● What is expected
The exercise asks for every line of the data to be reproduced exactly.

● Material supplied
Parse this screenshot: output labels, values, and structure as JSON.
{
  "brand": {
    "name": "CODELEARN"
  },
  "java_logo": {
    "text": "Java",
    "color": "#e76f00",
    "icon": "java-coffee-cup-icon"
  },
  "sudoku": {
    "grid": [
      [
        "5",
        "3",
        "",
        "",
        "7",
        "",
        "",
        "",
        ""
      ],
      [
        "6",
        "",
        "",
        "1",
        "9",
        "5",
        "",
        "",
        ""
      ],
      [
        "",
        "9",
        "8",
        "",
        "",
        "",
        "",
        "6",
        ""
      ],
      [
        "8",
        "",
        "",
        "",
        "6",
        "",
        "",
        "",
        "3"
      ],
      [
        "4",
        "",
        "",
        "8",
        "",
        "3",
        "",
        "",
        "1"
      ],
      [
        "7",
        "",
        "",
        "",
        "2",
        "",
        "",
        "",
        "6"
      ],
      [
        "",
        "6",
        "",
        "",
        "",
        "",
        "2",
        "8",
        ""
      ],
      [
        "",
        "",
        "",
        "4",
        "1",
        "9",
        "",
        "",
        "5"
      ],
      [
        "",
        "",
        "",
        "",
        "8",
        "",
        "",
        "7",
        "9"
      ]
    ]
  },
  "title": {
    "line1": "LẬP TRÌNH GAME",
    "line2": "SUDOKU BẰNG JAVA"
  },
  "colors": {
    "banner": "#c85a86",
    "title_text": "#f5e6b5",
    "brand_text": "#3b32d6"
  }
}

● Written solution
Parse this screenshot: output labels, values, and structure as JSON.
{
  "brand": {
    "name": "CODELEARN"
  },
  "java_logo": {
    "text": "Java",
    "color": "#e76f00",
    "icon": "java-coffee-cup-icon"
  },
  "sudoku": {
    "grid": [
      [
        "5",
        "3",
        "",
        "",
        "7",
        "",
        "",
        "",
        ""
      ],
      [
        "6",
        "",
        "",
        "1",
        "9",
        "5",
        "",
        "",
        ""
      ],
      [
        "",
        "9",
        "8",
        "",
        "",
        "",
        "",
        "6",
        ""
      ],
      [
        "8",
        "",
        "",
        "",
        "6",
        "",
        "",
        "",
        "3"
      ],
      [
        "4",
        "",
        "",
        "8",
        "",
        "3",
        "",
        "",
        "1"
      ],
      [
        "7",
        "",
        "",
        "",
        "2",
        "",
        "",
        "",
        "6"
      ],
      [
        "",
        "6",
        "",
        "",
        "",
        "",
        "2",
        "8",
        ""
      ],
      [
        "",
        "",
        "",
        "4",
        "1",
        "9",
        "",
        "",
        "5"
      ],
      [
        "",
        "",
        "",
        "",
        "8",
        "",
        "",
        "7",
        "9"
      ]
    ]
  },
  "title": {
    "line1": "LẬP TRÌNH GAME",
    "line2": "SUDOKU BẰNG JAVA"
  },
  "colors": {
    "banner": "#c85a86",
    "title_text": "#f5e6b5",
    "brand_text": "#3b32d6"
  }
}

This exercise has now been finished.